[Raw records]
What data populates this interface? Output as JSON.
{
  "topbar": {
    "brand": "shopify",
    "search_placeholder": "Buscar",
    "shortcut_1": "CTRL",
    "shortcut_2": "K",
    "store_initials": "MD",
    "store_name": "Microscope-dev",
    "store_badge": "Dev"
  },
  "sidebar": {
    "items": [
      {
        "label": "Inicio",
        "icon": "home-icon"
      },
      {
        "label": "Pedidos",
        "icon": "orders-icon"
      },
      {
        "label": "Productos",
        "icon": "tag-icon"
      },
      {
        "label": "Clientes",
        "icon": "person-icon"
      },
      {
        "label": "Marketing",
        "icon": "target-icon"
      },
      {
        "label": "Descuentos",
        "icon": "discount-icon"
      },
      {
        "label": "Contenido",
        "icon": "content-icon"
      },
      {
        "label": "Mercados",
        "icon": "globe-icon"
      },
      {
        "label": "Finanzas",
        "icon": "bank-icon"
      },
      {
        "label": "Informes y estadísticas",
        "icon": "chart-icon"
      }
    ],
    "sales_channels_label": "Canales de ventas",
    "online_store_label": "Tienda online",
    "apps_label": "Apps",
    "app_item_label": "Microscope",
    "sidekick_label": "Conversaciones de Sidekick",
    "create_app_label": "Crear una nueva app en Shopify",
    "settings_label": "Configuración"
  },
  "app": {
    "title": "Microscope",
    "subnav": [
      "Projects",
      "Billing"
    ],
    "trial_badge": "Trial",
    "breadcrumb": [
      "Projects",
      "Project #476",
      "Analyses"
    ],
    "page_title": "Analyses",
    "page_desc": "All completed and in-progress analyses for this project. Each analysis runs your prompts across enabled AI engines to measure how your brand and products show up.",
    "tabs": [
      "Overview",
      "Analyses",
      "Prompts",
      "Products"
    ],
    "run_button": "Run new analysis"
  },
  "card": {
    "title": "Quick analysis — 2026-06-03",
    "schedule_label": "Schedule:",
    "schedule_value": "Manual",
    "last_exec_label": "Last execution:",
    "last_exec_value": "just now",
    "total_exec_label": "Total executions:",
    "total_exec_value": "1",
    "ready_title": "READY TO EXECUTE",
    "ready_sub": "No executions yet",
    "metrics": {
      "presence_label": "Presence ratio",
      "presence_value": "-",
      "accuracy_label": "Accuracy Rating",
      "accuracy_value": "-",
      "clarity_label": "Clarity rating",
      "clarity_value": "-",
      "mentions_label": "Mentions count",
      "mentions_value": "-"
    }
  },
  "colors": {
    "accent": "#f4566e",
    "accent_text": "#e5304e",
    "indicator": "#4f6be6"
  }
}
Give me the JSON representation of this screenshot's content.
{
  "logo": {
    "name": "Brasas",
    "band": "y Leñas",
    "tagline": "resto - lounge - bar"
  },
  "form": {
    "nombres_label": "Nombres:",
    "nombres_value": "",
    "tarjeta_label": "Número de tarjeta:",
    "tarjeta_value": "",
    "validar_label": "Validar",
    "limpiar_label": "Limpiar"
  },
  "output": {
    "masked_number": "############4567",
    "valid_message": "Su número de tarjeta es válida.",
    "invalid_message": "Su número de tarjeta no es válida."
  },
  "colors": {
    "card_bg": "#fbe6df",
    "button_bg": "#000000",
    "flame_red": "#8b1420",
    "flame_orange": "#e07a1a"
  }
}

» WORK INSTRUCTIONS: Lines containing the word "executions" must all be returned from the material above.

» THE SOLUTION:
    "total_exec_label": "Total executions:",
    "ready_sub": "No executions yet",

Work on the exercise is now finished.